- [PROBLEM DESCRIPTION]:
Work through the following lines and count those that hold the word "marker". Reply with that number only.

- [MATERIAL]:
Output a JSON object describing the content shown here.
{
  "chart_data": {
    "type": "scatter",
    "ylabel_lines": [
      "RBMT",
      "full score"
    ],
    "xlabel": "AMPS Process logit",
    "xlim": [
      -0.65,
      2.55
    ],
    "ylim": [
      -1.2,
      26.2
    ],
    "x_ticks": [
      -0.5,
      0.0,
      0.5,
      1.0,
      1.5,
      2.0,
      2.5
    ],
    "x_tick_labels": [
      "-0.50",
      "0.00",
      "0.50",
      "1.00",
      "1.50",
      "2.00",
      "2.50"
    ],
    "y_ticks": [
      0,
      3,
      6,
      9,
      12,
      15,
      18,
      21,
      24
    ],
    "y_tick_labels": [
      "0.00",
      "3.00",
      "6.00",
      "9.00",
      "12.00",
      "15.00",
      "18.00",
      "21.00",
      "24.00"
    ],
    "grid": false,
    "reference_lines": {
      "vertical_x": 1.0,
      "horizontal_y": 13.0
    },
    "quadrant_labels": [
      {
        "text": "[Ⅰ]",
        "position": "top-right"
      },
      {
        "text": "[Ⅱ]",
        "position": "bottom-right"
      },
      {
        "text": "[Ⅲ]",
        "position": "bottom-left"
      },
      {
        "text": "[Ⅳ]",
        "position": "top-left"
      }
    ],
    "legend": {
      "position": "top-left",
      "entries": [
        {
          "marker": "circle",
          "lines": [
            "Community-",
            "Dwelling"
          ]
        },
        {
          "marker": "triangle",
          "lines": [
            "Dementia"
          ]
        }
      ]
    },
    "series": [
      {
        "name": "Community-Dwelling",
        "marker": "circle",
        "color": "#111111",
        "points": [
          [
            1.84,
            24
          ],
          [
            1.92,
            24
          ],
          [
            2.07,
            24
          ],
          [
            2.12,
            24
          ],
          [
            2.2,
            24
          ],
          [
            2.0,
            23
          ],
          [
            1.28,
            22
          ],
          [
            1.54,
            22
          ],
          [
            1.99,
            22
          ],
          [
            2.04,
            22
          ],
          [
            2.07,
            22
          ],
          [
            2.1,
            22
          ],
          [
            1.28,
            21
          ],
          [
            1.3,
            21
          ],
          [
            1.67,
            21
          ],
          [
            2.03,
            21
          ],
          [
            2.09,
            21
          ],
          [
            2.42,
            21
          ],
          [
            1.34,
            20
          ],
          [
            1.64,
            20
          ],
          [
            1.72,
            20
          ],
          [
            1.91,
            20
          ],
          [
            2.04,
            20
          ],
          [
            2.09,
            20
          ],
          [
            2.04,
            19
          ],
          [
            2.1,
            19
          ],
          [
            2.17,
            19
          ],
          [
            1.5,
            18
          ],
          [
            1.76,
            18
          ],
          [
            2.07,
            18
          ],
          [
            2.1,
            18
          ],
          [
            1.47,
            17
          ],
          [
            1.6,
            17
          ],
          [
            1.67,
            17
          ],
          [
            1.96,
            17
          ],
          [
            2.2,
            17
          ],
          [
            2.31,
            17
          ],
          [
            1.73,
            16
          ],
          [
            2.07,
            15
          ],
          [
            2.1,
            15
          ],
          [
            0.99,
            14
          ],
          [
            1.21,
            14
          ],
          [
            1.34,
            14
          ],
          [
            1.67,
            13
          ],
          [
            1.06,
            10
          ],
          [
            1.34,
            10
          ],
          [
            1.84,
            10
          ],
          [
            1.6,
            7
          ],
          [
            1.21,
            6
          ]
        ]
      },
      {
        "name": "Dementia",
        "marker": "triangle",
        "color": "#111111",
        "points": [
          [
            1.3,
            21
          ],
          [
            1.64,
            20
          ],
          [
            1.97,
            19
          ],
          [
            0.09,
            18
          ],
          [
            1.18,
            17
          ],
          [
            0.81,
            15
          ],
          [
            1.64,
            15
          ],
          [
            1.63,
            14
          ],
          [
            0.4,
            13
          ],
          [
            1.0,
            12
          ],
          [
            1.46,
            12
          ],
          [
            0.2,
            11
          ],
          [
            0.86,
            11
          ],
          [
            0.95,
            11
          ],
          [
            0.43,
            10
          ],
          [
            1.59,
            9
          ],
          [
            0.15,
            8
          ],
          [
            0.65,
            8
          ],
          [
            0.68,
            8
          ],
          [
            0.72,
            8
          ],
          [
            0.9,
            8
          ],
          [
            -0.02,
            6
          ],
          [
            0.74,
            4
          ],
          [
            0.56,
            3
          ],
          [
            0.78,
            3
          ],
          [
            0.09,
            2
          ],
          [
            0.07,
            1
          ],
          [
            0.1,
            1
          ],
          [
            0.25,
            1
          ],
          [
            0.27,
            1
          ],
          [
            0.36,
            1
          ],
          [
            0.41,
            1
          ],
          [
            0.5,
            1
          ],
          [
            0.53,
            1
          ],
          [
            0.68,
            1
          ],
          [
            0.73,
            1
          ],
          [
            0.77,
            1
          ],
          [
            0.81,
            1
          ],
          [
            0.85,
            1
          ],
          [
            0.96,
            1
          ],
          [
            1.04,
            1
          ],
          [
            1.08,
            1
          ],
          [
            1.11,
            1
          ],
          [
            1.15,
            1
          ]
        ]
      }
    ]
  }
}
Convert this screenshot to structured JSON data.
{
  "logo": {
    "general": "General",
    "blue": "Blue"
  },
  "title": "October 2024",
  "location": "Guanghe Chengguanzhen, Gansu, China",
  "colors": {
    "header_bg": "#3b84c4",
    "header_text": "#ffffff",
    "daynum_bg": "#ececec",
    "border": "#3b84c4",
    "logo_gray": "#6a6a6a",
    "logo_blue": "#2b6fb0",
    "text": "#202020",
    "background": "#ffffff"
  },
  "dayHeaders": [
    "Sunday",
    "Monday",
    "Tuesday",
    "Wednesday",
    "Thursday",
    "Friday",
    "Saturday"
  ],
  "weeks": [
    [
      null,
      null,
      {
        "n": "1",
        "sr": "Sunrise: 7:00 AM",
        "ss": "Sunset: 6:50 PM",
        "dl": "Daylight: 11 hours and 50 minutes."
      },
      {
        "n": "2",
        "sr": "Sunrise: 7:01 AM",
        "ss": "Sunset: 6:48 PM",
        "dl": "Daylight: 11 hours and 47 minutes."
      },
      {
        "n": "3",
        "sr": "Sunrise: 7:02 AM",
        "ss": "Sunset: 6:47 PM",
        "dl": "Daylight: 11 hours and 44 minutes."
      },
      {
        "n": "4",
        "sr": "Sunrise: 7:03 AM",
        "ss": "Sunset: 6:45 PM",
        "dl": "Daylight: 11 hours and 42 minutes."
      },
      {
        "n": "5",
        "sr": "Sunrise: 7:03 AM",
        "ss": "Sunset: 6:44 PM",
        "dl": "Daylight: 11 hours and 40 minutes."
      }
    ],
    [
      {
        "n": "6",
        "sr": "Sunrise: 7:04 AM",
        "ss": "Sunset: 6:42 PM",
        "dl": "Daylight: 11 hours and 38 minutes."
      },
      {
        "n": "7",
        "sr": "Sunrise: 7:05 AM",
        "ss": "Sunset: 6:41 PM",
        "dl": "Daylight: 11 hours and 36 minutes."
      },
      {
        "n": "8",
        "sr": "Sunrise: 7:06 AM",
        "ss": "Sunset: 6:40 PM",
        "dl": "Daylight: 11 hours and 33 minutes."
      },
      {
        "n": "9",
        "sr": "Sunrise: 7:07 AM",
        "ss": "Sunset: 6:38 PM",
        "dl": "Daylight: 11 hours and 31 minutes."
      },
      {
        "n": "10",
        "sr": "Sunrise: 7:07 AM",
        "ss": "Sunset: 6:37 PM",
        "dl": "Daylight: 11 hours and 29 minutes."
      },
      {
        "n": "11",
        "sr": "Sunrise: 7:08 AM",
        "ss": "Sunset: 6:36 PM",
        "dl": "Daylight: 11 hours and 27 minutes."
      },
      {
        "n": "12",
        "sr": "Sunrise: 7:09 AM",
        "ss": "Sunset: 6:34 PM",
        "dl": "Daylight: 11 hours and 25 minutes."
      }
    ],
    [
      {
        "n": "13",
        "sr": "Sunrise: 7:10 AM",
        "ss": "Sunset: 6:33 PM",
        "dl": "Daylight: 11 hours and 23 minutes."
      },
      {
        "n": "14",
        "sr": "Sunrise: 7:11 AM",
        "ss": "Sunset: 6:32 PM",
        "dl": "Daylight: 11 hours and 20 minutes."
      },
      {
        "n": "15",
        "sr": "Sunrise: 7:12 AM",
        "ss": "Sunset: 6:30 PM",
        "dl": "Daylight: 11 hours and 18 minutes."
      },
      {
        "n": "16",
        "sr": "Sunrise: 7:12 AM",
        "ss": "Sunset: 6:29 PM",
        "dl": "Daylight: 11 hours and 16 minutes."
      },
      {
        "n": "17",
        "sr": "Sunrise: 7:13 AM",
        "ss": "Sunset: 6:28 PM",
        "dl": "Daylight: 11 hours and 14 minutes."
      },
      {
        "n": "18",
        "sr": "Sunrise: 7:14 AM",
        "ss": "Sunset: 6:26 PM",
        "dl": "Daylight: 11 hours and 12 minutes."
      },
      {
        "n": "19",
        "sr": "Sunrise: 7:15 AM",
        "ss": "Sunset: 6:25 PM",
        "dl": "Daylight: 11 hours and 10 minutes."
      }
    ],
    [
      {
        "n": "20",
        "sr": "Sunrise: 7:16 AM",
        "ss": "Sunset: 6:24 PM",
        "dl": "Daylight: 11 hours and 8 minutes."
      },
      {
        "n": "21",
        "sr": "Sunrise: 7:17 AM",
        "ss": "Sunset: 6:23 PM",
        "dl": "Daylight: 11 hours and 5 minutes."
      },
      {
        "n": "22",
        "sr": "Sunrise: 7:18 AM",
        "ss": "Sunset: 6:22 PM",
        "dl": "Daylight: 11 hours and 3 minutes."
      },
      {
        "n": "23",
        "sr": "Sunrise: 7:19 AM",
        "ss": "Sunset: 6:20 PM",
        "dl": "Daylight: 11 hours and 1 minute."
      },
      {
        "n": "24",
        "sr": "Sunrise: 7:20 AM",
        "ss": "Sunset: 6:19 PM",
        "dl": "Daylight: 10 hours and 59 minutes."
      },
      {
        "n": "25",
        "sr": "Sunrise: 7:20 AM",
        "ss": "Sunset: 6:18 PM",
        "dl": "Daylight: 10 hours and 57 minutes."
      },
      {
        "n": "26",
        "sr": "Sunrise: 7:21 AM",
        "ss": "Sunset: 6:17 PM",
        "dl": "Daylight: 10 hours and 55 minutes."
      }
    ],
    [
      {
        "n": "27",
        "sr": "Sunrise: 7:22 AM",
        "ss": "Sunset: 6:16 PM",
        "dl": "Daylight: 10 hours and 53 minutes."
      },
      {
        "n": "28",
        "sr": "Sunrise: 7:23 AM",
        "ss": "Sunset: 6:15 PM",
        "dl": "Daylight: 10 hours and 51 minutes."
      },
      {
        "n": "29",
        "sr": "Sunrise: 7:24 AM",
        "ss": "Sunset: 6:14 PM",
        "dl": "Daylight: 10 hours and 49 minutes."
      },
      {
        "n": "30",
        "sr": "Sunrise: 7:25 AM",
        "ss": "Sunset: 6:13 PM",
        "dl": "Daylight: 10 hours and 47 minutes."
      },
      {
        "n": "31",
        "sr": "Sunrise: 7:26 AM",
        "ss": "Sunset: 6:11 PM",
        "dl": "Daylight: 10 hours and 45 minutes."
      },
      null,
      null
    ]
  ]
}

- [EXERCISE ANSWER]:
4